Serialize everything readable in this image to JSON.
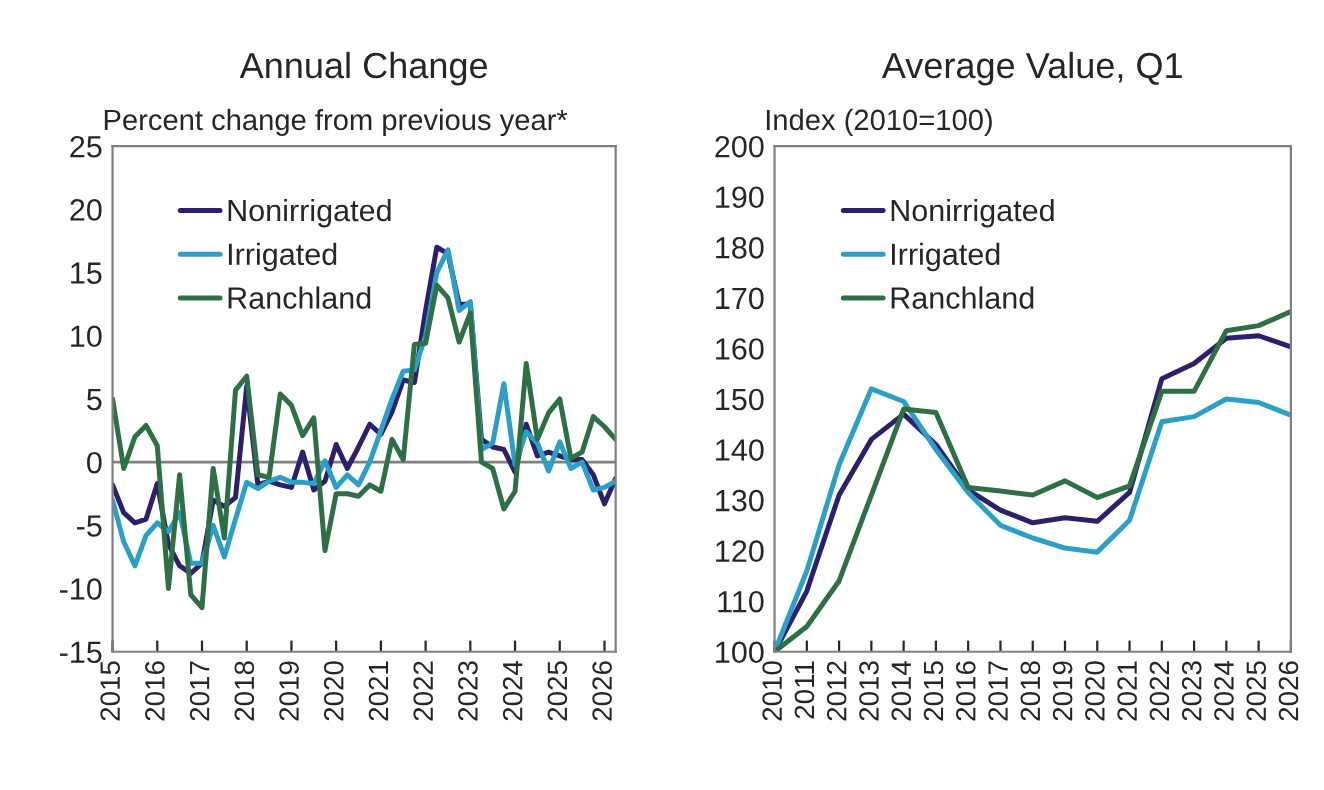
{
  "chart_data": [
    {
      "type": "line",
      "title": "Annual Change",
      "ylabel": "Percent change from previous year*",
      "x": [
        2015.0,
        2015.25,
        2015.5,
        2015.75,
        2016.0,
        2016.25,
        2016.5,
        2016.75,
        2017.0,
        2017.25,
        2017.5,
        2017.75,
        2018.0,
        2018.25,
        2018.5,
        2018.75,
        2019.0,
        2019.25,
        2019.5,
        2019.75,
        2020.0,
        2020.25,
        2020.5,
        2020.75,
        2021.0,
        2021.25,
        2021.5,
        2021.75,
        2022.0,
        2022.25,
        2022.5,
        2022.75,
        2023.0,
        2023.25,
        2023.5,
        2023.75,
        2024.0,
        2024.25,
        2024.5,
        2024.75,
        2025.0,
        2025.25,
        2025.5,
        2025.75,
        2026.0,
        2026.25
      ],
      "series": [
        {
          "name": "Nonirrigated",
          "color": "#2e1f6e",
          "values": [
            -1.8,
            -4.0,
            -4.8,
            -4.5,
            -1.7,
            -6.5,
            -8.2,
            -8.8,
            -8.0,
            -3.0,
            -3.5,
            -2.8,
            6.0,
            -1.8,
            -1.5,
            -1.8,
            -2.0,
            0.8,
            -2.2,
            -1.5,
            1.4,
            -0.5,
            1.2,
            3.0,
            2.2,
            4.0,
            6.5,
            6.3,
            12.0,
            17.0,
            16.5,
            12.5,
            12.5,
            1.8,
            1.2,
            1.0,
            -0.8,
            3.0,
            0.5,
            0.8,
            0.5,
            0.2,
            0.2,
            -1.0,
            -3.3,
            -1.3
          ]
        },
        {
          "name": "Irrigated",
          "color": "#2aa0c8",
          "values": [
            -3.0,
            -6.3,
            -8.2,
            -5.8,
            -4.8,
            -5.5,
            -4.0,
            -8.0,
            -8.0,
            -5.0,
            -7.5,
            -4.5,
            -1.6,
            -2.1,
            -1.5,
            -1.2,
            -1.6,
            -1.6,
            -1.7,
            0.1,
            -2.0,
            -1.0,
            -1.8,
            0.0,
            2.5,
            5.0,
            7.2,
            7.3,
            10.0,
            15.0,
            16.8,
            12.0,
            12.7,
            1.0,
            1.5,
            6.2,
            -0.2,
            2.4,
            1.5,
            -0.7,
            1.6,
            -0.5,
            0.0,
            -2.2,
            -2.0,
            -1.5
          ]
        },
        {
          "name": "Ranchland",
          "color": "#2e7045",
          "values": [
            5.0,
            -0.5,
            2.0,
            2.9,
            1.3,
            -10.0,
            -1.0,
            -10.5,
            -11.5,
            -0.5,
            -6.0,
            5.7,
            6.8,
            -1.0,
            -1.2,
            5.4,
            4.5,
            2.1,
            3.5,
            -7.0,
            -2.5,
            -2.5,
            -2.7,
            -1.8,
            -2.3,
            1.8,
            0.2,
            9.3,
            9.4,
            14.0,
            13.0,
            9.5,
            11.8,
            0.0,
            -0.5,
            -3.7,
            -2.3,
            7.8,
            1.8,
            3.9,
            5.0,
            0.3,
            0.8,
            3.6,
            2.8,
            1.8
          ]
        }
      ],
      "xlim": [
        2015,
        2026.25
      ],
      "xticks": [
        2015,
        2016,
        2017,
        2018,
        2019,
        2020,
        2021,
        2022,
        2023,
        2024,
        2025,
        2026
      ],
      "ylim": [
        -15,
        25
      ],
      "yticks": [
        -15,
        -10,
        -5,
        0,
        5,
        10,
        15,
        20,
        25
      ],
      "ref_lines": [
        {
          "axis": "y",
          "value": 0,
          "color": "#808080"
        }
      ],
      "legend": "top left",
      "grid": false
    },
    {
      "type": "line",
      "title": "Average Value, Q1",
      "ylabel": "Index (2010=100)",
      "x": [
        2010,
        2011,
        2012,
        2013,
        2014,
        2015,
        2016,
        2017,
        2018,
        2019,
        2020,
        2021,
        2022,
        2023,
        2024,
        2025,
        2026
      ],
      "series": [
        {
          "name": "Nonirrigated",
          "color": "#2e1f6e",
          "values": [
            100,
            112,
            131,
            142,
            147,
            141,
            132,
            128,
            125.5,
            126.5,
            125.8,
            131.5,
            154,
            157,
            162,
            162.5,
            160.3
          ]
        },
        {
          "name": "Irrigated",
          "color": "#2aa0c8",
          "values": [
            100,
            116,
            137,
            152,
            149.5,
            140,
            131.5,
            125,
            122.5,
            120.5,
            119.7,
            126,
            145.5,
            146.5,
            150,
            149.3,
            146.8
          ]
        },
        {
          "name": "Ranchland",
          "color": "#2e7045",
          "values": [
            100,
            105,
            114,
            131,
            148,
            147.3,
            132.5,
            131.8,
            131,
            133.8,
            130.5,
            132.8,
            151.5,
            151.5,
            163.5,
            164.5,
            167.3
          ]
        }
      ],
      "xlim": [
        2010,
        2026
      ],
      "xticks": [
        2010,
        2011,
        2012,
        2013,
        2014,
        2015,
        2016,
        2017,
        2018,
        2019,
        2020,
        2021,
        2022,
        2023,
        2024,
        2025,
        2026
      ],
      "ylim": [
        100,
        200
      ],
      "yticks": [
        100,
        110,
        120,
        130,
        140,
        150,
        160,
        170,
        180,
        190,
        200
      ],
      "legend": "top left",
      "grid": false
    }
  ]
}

▶ **Exercise**
Working from the lines above, reproduce the material exactly and exclude its pictures.

▶ **Output**
Serialize everything readable in this image to JSON.
{
  "chart_data": [
    {
      "type": "line",
      "title": "Annual Change",
      "ylabel": "Percent change from previous year*",
      "x": [
        2015.0,
        2015.25,
        2015.5,
        2015.75,
        2016.0,
        2016.25,
        2016.5,
        2016.75,
        2017.0,
        2017.25,
        2017.5,
        2017.75,
        2018.0,
        2018.25,
        2018.5,
        2018.75,
        2019.0,
        2019.25,
        2019.5,
        2019.75,
        2020.0,
        2020.25,
        2020.5,
        2020.75,
        2021.0,
        2021.25,
        2021.5,
        2021.75,
        2022.0,
        2022.25,
        2022.5,
        2022.75,
        2023.0,
        2023.25,
        2023.5,
        2023.75,
        2024.0,
        2024.25,
        2024.5,
        2024.75,
        2025.0,
        2025.25,
        2025.5,
        2025.75,
        2026.0,
        2026.25
      ],
      "series": [
        {
          "name": "Nonirrigated",
          "color": "#2e1f6e",
          "values": [
            -1.8,
            -4.0,
            -4.8,
            -4.5,
            -1.7,
            -6.5,
            -8.2,
            -8.8,
            -8.0,
            -3.0,
            -3.5,
            -2.8,
            6.0,
            -1.8,
            -1.5,
            -1.8,
            -2.0,
            0.8,
            -2.2,
            -1.5,
            1.4,
            -0.5,
            1.2,
            3.0,
            2.2,
            4.0,
            6.5,
            6.3,
            12.0,
            17.0,
            16.5,
            12.5,
            12.5,
            1.8,
            1.2,
            1.0,
            -0.8,
            3.0,
            0.5,
            0.8,
            0.5,
            0.2,
            0.2,
            -1.0,
            -3.3,
            -1.3
          ]
        },
        {
          "name": "Irrigated",
          "color": "#2aa0c8",
          "values": [
            -3.0,
            -6.3,
            -8.2,
            -5.8,
            -4.8,
            -5.5,
            -4.0,
            -8.0,
            -8.0,
            -5.0,
            -7.5,
            -4.5,
            -1.6,
            -2.1,
            -1.5,
            -1.2,
            -1.6,
            -1.6,
            -1.7,
            0.1,
            -2.0,
            -1.0,
            -1.8,
            0.0,
            2.5,
            5.0,
            7.2,
            7.3,
            10.0,
            15.0,
            16.8,
            12.0,
            12.7,
            1.0,
            1.5,
            6.2,
            -0.2,
            2.4,
            1.5,
            -0.7,
            1.6,
            -0.5,
            0.0,
            -2.2,
            -2.0,
            -1.5
          ]
        },
        {
          "name": "Ranchland",
          "color": "#2e7045",
          "values": [
            5.0,
            -0.5,
            2.0,
            2.9,
            1.3,
            -10.0,
            -1.0,
            -10.5,
            -11.5,
            -0.5,
            -6.0,
            5.7,
            6.8,
            -1.0,
            -1.2,
            5.4,
            4.5,
            2.1,
            3.5,
            -7.0,
            -2.5,
            -2.5,
            -2.7,
            -1.8,
            -2.3,
            1.8,
            0.2,
            9.3,
            9.4,
            14.0,
            13.0,
            9.5,
            11.8,
            0.0,
            -0.5,
            -3.7,
            -2.3,
            7.8,
            1.8,
            3.9,
            5.0,
            0.3,
            0.8,
            3.6,
            2.8,
            1.8
          ]
        }
      ],
      "xlim": [
        2015,
        2026.25
      ],
      "xticks": [
        2015,
        2016,
        2017,
        2018,
        2019,
        2020,
        2021,
        2022,
        2023,
        2024,
        2025,
        2026
      ],
      "ylim": [
        -15,
        25
      ],
      "yticks": [
        -15,
        -10,
        -5,
        0,
        5,
        10,
        15,
        20,
        25
      ],
      "ref_lines": [
        {
          "axis": "y",
          "value": 0,
          "color": "#808080"
        }
      ],
      "legend": "top left",
      "grid": false
    },
    {
      "type": "line",
      "title": "Average Value, Q1",
      "ylabel": "Index (2010=100)",
      "x": [
        2010,
        2011,
        2012,
        2013,
        2014,
        2015,
        2016,
        2017,
        2018,
        2019,
        2020,
        2021,
        2022,
        2023,
        2024,
        2025,
        2026
      ],
      "series": [
        {
          "name": "Nonirrigated",
          "color": "#2e1f6e",
          "values": [
            100,
            112,
            131,
            142,
            147,
            141,
            132,
            128,
            125.5,
            126.5,
            125.8,
            131.5,
            154,
            157,
            162,
            162.5,
            160.3
          ]
        },
        {
          "name": "Irrigated",
          "color": "#2aa0c8",
          "values": [
            100,
            116,
            137,
            152,
            149.5,
            140,
            131.5,
            125,
            122.5,
            120.5,
            119.7,
            126,
            145.5,
            146.5,
            150,
            149.3,
            146.8
          ]
        },
        {
          "name": "Ranchland",
          "color": "#2e7045",
          "values": [
            100,
            105,
            114,
            131,
            148,
            147.3,
            132.5,
            131.8,
            131,
            133.8,
            130.5,
            132.8,
            151.5,
            151.5,
            163.5,
            164.5,
            167.3
          ]
        }
      ],
      "xlim": [
        2010,
        2026
      ],
      "xticks": [
        2010,
        2011,
        2012,
        2013,
        2014,
        2015,
        2016,
        2017,
        2018,
        2019,
        2020,
        2021,
        2022,
        2023,
        2024,
        2025,
        2026
      ],
      "ylim": [
        100,
        200
      ],
      "yticks": [
        100,
        110,
        120,
        130,
        140,
        150,
        160,
        170,
        180,
        190,
        200
      ],
      "legend": "top left",
      "grid": false
    }
  ]
}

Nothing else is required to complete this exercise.